◆ The data
═══
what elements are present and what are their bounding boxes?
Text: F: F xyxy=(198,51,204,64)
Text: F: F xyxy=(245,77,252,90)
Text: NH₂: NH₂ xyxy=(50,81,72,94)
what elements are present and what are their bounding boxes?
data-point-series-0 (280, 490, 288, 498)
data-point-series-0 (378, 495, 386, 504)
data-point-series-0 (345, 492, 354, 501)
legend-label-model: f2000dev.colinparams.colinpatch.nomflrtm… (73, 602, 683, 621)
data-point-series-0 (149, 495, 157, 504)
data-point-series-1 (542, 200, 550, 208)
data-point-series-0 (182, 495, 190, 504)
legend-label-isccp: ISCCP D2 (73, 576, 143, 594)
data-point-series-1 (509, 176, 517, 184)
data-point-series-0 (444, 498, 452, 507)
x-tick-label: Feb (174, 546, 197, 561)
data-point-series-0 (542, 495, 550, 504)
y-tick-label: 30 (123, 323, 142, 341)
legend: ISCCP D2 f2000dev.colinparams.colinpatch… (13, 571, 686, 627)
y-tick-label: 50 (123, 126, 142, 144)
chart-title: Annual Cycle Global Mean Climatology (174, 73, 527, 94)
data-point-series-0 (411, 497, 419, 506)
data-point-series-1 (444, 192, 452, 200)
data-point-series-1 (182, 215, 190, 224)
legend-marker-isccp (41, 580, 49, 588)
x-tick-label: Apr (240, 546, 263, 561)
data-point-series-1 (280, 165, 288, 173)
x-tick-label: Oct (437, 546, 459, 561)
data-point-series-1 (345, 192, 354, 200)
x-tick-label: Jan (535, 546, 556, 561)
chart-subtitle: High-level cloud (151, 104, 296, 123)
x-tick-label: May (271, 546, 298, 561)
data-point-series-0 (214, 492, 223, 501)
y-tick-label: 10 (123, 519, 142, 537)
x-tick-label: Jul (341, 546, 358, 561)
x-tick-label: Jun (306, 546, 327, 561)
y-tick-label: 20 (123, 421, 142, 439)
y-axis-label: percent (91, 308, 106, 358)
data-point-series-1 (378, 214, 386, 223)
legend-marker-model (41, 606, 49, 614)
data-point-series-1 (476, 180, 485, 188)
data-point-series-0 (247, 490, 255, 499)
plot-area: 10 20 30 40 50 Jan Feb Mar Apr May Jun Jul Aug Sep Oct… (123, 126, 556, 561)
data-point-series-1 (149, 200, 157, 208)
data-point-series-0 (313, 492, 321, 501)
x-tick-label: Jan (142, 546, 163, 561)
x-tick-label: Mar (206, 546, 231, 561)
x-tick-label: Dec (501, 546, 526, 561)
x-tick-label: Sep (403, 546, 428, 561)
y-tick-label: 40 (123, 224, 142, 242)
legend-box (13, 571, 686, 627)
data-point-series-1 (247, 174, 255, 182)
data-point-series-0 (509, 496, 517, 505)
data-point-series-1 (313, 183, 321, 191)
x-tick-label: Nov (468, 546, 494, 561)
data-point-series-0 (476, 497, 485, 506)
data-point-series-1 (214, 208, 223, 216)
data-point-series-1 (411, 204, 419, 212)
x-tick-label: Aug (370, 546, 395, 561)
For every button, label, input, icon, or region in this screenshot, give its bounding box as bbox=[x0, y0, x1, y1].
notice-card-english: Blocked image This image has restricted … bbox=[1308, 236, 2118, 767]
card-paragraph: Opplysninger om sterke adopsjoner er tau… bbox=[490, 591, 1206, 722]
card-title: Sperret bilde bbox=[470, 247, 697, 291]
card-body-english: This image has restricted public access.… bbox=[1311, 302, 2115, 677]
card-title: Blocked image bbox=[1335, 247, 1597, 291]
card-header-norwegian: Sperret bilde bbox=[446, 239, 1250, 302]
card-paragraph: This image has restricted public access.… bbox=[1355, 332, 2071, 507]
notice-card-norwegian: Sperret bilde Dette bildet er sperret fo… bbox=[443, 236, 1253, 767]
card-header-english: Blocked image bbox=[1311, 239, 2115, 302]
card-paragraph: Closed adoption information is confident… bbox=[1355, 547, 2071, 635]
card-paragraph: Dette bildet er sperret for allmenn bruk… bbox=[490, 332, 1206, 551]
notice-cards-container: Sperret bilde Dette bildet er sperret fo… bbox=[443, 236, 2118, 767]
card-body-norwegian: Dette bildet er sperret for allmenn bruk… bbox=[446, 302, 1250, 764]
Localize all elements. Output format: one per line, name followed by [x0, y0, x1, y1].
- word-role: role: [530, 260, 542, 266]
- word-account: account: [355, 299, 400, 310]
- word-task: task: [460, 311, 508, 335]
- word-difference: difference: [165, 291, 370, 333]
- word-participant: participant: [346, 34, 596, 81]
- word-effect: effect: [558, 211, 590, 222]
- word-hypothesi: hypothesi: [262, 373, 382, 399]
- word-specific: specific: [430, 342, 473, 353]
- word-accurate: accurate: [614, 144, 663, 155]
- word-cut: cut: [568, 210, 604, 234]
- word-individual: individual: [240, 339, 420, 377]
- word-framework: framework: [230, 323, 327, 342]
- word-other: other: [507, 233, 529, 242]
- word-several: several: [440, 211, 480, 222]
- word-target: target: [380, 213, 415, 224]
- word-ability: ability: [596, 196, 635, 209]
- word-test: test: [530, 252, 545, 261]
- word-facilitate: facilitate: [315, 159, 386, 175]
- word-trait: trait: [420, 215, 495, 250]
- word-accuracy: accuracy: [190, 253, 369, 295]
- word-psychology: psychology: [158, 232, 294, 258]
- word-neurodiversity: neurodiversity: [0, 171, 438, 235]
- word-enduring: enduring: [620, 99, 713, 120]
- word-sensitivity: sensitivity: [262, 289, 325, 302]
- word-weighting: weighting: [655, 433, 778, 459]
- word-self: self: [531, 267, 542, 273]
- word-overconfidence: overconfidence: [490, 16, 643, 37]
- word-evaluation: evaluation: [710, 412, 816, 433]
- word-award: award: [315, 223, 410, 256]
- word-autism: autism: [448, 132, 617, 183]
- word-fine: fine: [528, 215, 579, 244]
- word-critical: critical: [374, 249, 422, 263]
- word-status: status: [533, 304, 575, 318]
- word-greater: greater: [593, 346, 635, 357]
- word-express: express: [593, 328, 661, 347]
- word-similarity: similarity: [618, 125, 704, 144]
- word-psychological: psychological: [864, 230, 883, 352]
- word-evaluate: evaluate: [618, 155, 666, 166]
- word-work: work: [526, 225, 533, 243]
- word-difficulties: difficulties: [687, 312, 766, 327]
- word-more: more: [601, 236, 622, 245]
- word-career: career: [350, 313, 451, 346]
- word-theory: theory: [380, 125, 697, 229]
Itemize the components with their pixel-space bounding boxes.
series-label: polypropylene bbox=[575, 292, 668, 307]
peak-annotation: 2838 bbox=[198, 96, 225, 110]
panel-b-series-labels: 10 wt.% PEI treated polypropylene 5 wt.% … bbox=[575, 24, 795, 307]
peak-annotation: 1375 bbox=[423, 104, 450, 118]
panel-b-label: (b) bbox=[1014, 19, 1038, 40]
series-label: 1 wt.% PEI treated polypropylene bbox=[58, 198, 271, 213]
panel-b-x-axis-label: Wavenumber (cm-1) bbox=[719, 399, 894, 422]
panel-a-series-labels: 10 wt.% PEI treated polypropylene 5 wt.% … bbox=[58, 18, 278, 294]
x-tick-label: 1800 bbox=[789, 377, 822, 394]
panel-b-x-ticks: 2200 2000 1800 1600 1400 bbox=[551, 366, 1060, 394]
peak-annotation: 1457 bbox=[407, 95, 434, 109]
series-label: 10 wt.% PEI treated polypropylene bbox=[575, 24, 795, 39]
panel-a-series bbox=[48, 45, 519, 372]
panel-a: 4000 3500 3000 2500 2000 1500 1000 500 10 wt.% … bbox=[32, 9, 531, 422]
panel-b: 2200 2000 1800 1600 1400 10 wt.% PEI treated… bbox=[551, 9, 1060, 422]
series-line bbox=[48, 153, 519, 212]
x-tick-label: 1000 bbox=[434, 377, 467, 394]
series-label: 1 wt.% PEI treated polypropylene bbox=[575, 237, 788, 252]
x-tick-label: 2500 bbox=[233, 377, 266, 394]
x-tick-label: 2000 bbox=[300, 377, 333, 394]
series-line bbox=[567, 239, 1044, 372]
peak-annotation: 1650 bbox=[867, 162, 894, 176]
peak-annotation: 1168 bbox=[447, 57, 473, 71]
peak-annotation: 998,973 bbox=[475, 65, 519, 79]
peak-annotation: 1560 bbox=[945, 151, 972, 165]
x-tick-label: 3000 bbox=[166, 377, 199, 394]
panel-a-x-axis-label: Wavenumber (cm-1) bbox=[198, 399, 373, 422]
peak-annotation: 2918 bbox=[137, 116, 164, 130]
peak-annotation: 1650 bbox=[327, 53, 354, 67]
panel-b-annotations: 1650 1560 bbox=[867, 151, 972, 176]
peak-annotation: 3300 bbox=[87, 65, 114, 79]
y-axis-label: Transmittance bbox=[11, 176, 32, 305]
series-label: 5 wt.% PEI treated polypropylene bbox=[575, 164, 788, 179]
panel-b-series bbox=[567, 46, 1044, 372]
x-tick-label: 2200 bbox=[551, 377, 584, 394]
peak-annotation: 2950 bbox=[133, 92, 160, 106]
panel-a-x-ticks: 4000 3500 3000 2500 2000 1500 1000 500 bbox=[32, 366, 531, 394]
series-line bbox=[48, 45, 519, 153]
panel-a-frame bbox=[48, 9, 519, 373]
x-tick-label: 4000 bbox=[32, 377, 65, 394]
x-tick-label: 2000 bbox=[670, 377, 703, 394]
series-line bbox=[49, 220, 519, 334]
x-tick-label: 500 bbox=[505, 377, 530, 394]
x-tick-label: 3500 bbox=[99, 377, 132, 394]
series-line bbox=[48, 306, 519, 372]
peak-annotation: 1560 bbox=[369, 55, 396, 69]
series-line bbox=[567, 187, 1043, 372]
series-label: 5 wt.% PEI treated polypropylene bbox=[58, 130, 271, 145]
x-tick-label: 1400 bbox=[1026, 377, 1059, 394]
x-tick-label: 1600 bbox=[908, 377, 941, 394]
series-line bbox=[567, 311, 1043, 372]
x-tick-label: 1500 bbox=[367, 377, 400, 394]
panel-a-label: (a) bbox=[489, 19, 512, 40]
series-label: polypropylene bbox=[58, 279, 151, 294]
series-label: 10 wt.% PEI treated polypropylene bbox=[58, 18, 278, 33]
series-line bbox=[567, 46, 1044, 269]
═══
◆ Requirement
Can you retype the lines above, from the very first one down through the line containing "x-tick-label: Jul (341, 546, 358, 561)", keeping every one identical?

◆ Worked solution
what elements are present and what are their bounding boxes?
Text: F: F xyxy=(198,51,204,64)
Text: F: F xyxy=(245,77,252,90)
Text: NH₂: NH₂ xyxy=(50,81,72,94)
what elements are present and what are their bounding boxes?
data-point-series-0 (280, 490, 288, 498)
data-point-series-0 (378, 495, 386, 504)
data-point-series-0 (345, 492, 354, 501)
legend-label-model: f2000dev.colinparams.colinpatch.nomflrtm… (73, 602, 683, 621)
data-point-series-0 (149, 495, 157, 504)
data-point-series-1 (542, 200, 550, 208)
data-point-series-0 (182, 495, 190, 504)
legend-label-isccp: ISCCP D2 (73, 576, 143, 594)
data-point-series-1 (509, 176, 517, 184)
data-point-series-0 (444, 498, 452, 507)
x-tick-label: Feb (174, 546, 197, 561)
data-point-series-0 (542, 495, 550, 504)
y-tick-label: 30 (123, 323, 142, 341)
legend: ISCCP D2 f2000dev.colinparams.colinpatch… (13, 571, 686, 627)
y-tick-label: 50 (123, 126, 142, 144)
chart-title: Annual Cycle Global Mean Climatology (174, 73, 527, 94)
data-point-series-0 (411, 497, 419, 506)
data-point-series-1 (444, 192, 452, 200)
data-point-series-1 (182, 215, 190, 224)
legend-marker-isccp (41, 580, 49, 588)
x-tick-label: Apr (240, 546, 263, 561)
data-point-series-1 (280, 165, 288, 173)
x-tick-label: Oct (437, 546, 459, 561)
data-point-series-1 (345, 192, 354, 200)
x-tick-label: Jan (535, 546, 556, 561)
chart-subtitle: High-level cloud (151, 104, 296, 123)
x-tick-label: May (271, 546, 298, 561)
data-point-series-0 (214, 492, 223, 501)
y-tick-label: 10 (123, 519, 142, 537)
x-tick-label: Jul (341, 546, 358, 561)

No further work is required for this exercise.